- _WHAT YOU ARE ASKED TO DO_: Copy out every one of the entries below line for line, changing nothing.

[Element box entries]

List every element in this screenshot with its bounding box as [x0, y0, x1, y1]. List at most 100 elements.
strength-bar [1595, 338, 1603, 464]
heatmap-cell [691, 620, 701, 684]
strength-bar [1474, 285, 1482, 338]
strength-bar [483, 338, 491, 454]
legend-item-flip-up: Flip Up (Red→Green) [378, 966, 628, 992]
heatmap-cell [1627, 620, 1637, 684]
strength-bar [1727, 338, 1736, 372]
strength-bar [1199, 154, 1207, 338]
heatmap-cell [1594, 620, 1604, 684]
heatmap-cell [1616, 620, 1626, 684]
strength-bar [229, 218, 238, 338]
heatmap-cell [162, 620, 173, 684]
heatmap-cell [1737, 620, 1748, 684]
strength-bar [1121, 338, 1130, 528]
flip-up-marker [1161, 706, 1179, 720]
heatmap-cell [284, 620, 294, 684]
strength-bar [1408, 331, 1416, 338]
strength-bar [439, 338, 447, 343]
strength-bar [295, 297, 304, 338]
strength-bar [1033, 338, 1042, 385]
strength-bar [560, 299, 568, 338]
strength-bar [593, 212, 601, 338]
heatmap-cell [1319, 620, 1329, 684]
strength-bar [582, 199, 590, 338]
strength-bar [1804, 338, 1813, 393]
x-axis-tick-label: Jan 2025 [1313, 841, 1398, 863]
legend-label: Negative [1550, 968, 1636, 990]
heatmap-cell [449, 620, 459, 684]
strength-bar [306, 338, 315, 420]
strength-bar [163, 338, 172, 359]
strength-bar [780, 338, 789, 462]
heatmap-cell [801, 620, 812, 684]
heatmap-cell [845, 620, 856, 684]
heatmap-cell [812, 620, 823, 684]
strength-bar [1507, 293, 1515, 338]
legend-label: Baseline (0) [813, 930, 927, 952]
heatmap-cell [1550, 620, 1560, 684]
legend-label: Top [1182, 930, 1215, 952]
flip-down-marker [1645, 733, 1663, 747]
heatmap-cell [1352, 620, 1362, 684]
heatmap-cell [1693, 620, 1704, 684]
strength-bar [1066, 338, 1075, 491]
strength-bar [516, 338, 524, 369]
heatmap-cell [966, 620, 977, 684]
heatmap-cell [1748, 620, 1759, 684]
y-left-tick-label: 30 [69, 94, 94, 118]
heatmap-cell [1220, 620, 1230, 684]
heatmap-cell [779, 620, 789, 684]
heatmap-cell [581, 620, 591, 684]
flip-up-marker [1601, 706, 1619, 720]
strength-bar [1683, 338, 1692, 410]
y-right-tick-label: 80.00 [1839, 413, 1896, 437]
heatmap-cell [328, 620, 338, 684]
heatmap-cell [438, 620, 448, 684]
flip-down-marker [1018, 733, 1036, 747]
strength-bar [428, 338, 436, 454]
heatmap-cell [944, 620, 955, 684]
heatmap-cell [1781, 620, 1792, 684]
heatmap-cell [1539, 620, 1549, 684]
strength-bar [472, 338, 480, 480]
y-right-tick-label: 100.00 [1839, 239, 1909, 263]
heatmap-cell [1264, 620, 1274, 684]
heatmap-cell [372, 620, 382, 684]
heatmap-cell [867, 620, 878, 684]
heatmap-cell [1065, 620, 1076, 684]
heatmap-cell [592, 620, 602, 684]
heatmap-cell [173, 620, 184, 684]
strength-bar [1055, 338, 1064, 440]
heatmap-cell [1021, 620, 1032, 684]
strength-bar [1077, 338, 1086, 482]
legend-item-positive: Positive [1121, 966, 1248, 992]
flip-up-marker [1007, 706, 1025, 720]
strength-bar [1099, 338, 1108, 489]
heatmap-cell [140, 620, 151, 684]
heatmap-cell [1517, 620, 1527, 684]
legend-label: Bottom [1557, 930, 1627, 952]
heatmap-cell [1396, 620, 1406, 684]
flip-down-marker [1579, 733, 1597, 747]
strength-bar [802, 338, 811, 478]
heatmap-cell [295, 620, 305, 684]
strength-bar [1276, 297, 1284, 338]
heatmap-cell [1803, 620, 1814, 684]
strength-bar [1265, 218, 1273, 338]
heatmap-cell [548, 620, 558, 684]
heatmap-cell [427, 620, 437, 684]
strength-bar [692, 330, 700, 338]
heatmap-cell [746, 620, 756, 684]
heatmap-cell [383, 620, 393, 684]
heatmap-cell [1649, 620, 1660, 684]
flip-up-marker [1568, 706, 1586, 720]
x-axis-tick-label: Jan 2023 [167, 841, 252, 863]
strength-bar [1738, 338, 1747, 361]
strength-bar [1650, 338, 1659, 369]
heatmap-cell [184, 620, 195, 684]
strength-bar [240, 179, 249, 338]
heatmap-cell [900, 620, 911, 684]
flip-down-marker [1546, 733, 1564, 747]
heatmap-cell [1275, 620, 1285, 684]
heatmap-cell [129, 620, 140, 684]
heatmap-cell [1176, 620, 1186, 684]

- _WRITTEN RESPONSE_:
List every element in this screenshot with its bounding box as [x0, y0, x1, y1]. List at most 100 elements.
strength-bar [1595, 338, 1603, 464]
heatmap-cell [691, 620, 701, 684]
strength-bar [1474, 285, 1482, 338]
strength-bar [483, 338, 491, 454]
legend-item-flip-up: Flip Up (Red→Green) [378, 966, 628, 992]
heatmap-cell [1627, 620, 1637, 684]
strength-bar [1727, 338, 1736, 372]
strength-bar [1199, 154, 1207, 338]
heatmap-cell [1594, 620, 1604, 684]
heatmap-cell [1616, 620, 1626, 684]
strength-bar [229, 218, 238, 338]
heatmap-cell [162, 620, 173, 684]
heatmap-cell [1737, 620, 1748, 684]
strength-bar [1121, 338, 1130, 528]
flip-up-marker [1161, 706, 1179, 720]
heatmap-cell [284, 620, 294, 684]
strength-bar [1408, 331, 1416, 338]
strength-bar [439, 338, 447, 343]
strength-bar [295, 297, 304, 338]
strength-bar [1033, 338, 1042, 385]
strength-bar [560, 299, 568, 338]
strength-bar [593, 212, 601, 338]
heatmap-cell [1319, 620, 1329, 684]
strength-bar [582, 199, 590, 338]
strength-bar [1804, 338, 1813, 393]
x-axis-tick-label: Jan 2025 [1313, 841, 1398, 863]
legend-label: Negative [1550, 968, 1636, 990]
heatmap-cell [449, 620, 459, 684]
strength-bar [306, 338, 315, 420]
strength-bar [163, 338, 172, 359]
strength-bar [780, 338, 789, 462]
heatmap-cell [801, 620, 812, 684]
heatmap-cell [845, 620, 856, 684]
heatmap-cell [812, 620, 823, 684]
strength-bar [1507, 293, 1515, 338]
legend-label: Baseline (0) [813, 930, 927, 952]
heatmap-cell [1550, 620, 1560, 684]
legend-label: Top [1182, 930, 1215, 952]
flip-down-marker [1645, 733, 1663, 747]
heatmap-cell [1352, 620, 1362, 684]
heatmap-cell [1693, 620, 1704, 684]
strength-bar [1066, 338, 1075, 491]
strength-bar [516, 338, 524, 369]
heatmap-cell [966, 620, 977, 684]
heatmap-cell [1748, 620, 1759, 684]
y-left-tick-label: 30 [69, 94, 94, 118]
heatmap-cell [1220, 620, 1230, 684]
heatmap-cell [779, 620, 789, 684]
heatmap-cell [581, 620, 591, 684]
flip-up-marker [1601, 706, 1619, 720]
strength-bar [1683, 338, 1692, 410]
y-right-tick-label: 80.00 [1839, 413, 1896, 437]
heatmap-cell [328, 620, 338, 684]
heatmap-cell [438, 620, 448, 684]
flip-down-marker [1018, 733, 1036, 747]
strength-bar [428, 338, 436, 454]
heatmap-cell [944, 620, 955, 684]
heatmap-cell [1781, 620, 1792, 684]
heatmap-cell [1539, 620, 1549, 684]
strength-bar [472, 338, 480, 480]
y-right-tick-label: 100.00 [1839, 239, 1909, 263]
heatmap-cell [1264, 620, 1274, 684]
heatmap-cell [372, 620, 382, 684]
heatmap-cell [867, 620, 878, 684]
heatmap-cell [1065, 620, 1076, 684]
heatmap-cell [592, 620, 602, 684]
heatmap-cell [173, 620, 184, 684]
strength-bar [1055, 338, 1064, 440]
heatmap-cell [1021, 620, 1032, 684]
strength-bar [1077, 338, 1086, 482]
legend-item-positive: Positive [1121, 966, 1248, 992]
flip-up-marker [1007, 706, 1025, 720]
strength-bar [1099, 338, 1108, 489]
heatmap-cell [140, 620, 151, 684]
heatmap-cell [1517, 620, 1527, 684]
legend-label: Bottom [1557, 930, 1627, 952]
heatmap-cell [1396, 620, 1406, 684]
flip-down-marker [1579, 733, 1597, 747]
strength-bar [802, 338, 811, 478]
heatmap-cell [295, 620, 305, 684]
strength-bar [1276, 297, 1284, 338]
heatmap-cell [1803, 620, 1814, 684]
strength-bar [1265, 218, 1273, 338]
heatmap-cell [548, 620, 558, 684]
heatmap-cell [427, 620, 437, 684]
strength-bar [692, 330, 700, 338]
heatmap-cell [746, 620, 756, 684]
heatmap-cell [383, 620, 393, 684]
heatmap-cell [1649, 620, 1660, 684]
flip-up-marker [1568, 706, 1586, 720]
x-axis-tick-label: Jan 2023 [167, 841, 252, 863]
strength-bar [1738, 338, 1747, 361]
strength-bar [1650, 338, 1659, 369]
heatmap-cell [184, 620, 195, 684]
strength-bar [240, 179, 249, 338]
heatmap-cell [900, 620, 911, 684]
flip-down-marker [1546, 733, 1564, 747]
heatmap-cell [1275, 620, 1285, 684]
heatmap-cell [129, 620, 140, 684]
heatmap-cell [1176, 620, 1186, 684]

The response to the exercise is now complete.